WHAT IS BEING ASKED
Please write the listing below out again exactly, leaving every picture behind.

SUPPLIED MATERIAL

***

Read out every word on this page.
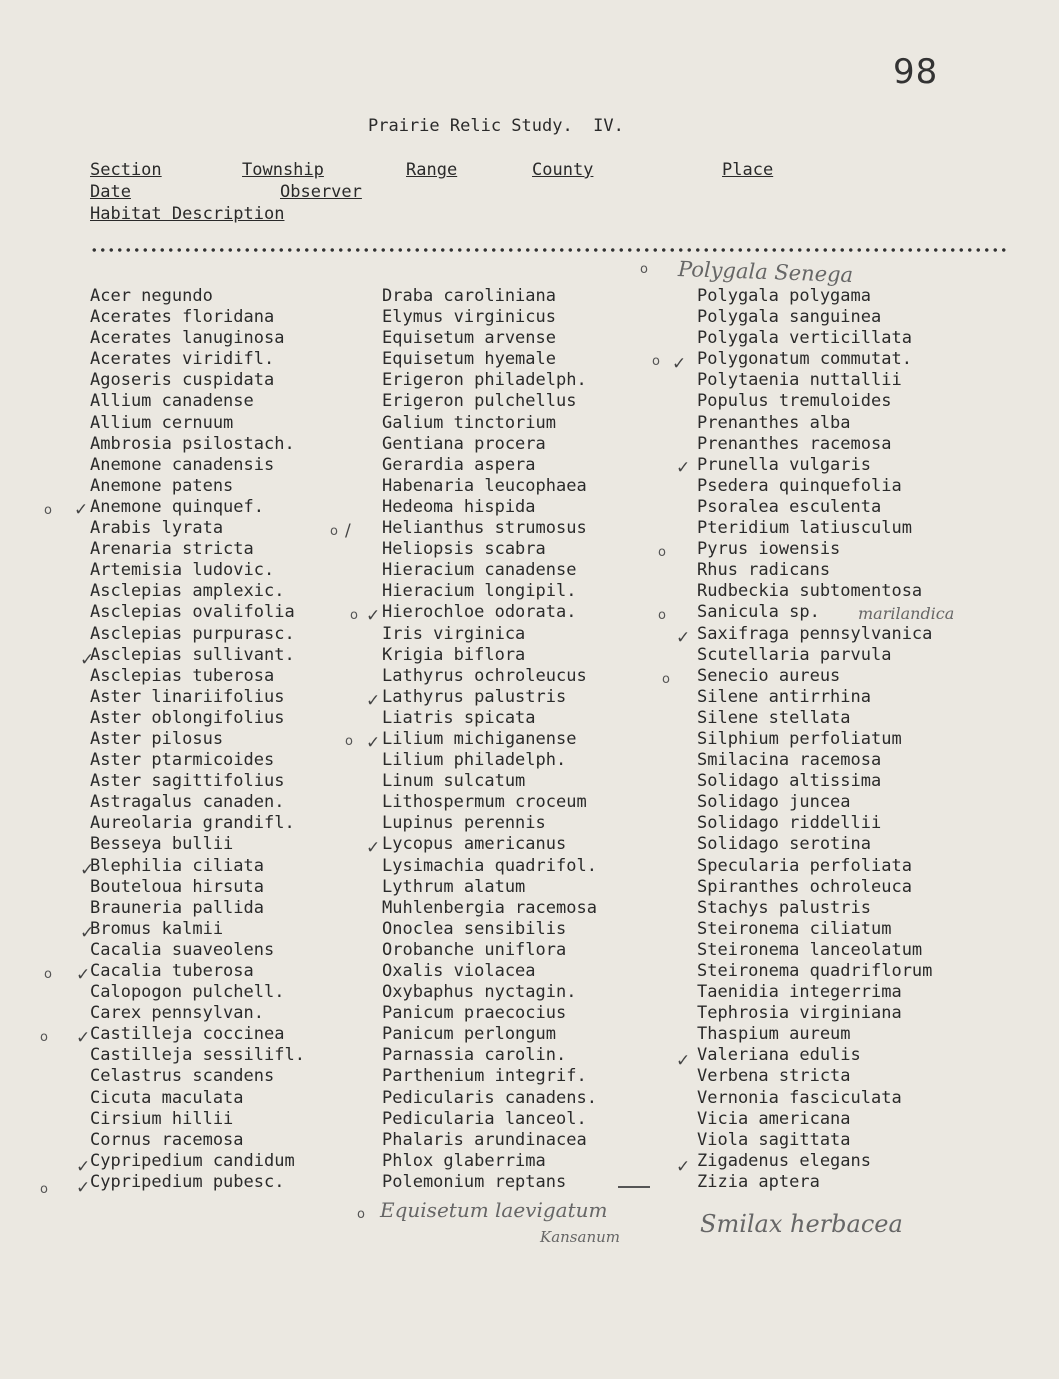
98
Prairie Relic Study.  IV.
Section	Township	Range	County	Place
Date	Observer
Habitat Description
Acer negundo
Acerates floridana
Acerates lanuginosa
Acerates viridifl.
Agoseris cuspidata
Allium canadense
Allium cernuum
Ambrosia psilostach.
Anemone canadensis
Anemone patens
Anemone quinquef.
Arabis lyrata
Arenaria stricta
Artemisia ludovic.
Asclepias amplexic.
Asclepias ovalifolia
Asclepias purpurasc.
Asclepias sullivant.
Asclepias tuberosa
Aster linariifolius
Aster oblongifolius
Aster pilosus
Aster ptarmicoides
Aster sagittifolius
Astragalus canaden.
Aureolaria grandifl.
Besseya bullii
Blephilia ciliata
Bouteloua hirsuta
Brauneria pallida
Bromus kalmii
Cacalia suaveolens
Cacalia tuberosa
Calopogon pulchell.
Carex pennsylvan.
Castilleja coccinea
Castilleja sessilifl.
Celastrus scandens
Cicuta maculata
Cirsium hillii
Cornus racemosa
Cypripedium candidum
Cypripedium pubesc.
Draba caroliniana
Elymus virginicus
Equisetum arvense
Equisetum hyemale
Erigeron philadelph.
Erigeron pulchellus
Galium tinctorium
Gentiana procera
Gerardia aspera
Habenaria leucophaea
Hedeoma hispida
Helianthus strumosus
Heliopsis scabra
Hieracium canadense
Hieracium longipil.
Hierochloe odorata.
Iris virginica
Krigia biflora
Lathyrus ochroleucus
Lathyrus palustris
Liatris spicata
Lilium michiganense
Lilium philadelph.
Linum sulcatum
Lithospermum croceum
Lupinus perennis
Lycopus americanus
Lysimachia quadrifol.
Lythrum alatum
Muhlenbergia racemosa
Onoclea sensibilis
Orobanche uniflora
Oxalis violacea
Oxybaphus nyctagin.
Panicum praecocius
Panicum perlongum
Parnassia carolin.
Parthenium integrif.
Pedicularis canadens.
Pedicularia lanceol.
Phalaris arundinacea
Phlox glaberrima
Polemonium reptans
Polygala polygama
Polygala sanguinea
Polygala verticillata
Polygonatum commutat.
Polytaenia nuttallii
Populus tremuloides
Prenanthes alba
Prenanthes racemosa
Prunella vulgaris
Psedera quinquefolia
Psoralea esculenta
Pteridium latiusculum
Pyrus iowensis
Rhus radicans
Rudbeckia subtomentosa
Sanicula sp.
Saxifraga pennsylvanica
Scutellaria parvula
Senecio aureus
Silene antirrhina
Silene stellata
Silphium perfoliatum
Smilacina racemosa
Solidago altissima
Solidago juncea
Solidago riddellii
Solidago serotina
Specularia perfoliata
Spiranthes ochroleuca
Stachys palustris
Steironema ciliatum
Steironema lanceolatum
Steironema quadriflorum
Taenidia integerrima
Tephrosia virginiana
Thaspium aureum
Valeriana edulis
Verbena stricta
Vernonia fasciculata
Vicia americana
Viola sagittata
Zigadenus elegans
Zizia aptera
o Polygala Senega
marilandica
o Equisetum laevigatum
Kansanum	Smilax herbacea
o
o
o
o
o
o
o
o
o
o
o
✓
✓
✓
✓
✓
✓
✓
✓
/
✓
✓
✓
✓
✓
✓
✓
✓
✓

***

RESULT FOR THIS EXERCISE
Read out every word on this page.
98
Prairie Relic Study.  IV.
Section	Township	Range	County	Place
Date	Observer
Habitat Description
Acer negundo
Acerates floridana
Acerates lanuginosa
Acerates viridifl.
Agoseris cuspidata
Allium canadense
Allium cernuum
Ambrosia psilostach.
Anemone canadensis
Anemone patens
Anemone quinquef.
Arabis lyrata
Arenaria stricta
Artemisia ludovic.
Asclepias amplexic.
Asclepias ovalifolia
Asclepias purpurasc.
Asclepias sullivant.
Asclepias tuberosa
Aster linariifolius
Aster oblongifolius
Aster pilosus
Aster ptarmicoides
Aster sagittifolius
Astragalus canaden.
Aureolaria grandifl.
Besseya bullii
Blephilia ciliata
Bouteloua hirsuta
Brauneria pallida
Bromus kalmii
Cacalia suaveolens
Cacalia tuberosa
Calopogon pulchell.
Carex pennsylvan.
Castilleja coccinea
Castilleja sessilifl.
Celastrus scandens
Cicuta maculata
Cirsium hillii
Cornus racemosa
Cypripedium candidum
Cypripedium pubesc.
Draba caroliniana
Elymus virginicus
Equisetum arvense
Equisetum hyemale
Erigeron philadelph.
Erigeron pulchellus
Galium tinctorium
Gentiana procera
Gerardia aspera
Habenaria leucophaea
Hedeoma hispida
Helianthus strumosus
Heliopsis scabra
Hieracium canadense
Hieracium longipil.
Hierochloe odorata.
Iris virginica
Krigia biflora
Lathyrus ochroleucus
Lathyrus palustris
Liatris spicata
Lilium michiganense
Lilium philadelph.
Linum sulcatum
Lithospermum croceum
Lupinus perennis
Lycopus americanus
Lysimachia quadrifol.
Lythrum alatum
Muhlenbergia racemosa
Onoclea sensibilis
Orobanche uniflora
Oxalis violacea
Oxybaphus nyctagin.
Panicum praecocius
Panicum perlongum
Parnassia carolin.
Parthenium integrif.
Pedicularis canadens.
Pedicularia lanceol.
Phalaris arundinacea
Phlox glaberrima
Polemonium reptans
Polygala polygama
Polygala sanguinea
Polygala verticillata
Polygonatum commutat.
Polytaenia nuttallii
Populus tremuloides
Prenanthes alba
Prenanthes racemosa
Prunella vulgaris
Psedera quinquefolia
Psoralea esculenta
Pteridium latiusculum
Pyrus iowensis
Rhus radicans
Rudbeckia subtomentosa
Sanicula sp.
Saxifraga pennsylvanica
Scutellaria parvula
Senecio aureus
Silene antirrhina
Silene stellata
Silphium perfoliatum
Smilacina racemosa
Solidago altissima
Solidago juncea
Solidago riddellii
Solidago serotina
Specularia perfoliata
Spiranthes ochroleuca
Stachys palustris
Steironema ciliatum
Steironema lanceolatum
Steironema quadriflorum
Taenidia integerrima
Tephrosia virginiana
Thaspium aureum
Valeriana edulis
Verbena stricta
Vernonia fasciculata
Vicia americana
Viola sagittata
Zigadenus elegans
Zizia aptera
o Polygala Senega
marilandica
o Equisetum laevigatum
Kansanum	Smilax herbacea
o
o
o
o
o
o
o
o
o
o
o
✓
✓
✓
✓
✓
✓
✓
✓
/
✓
✓
✓
✓
✓
✓
✓
✓
✓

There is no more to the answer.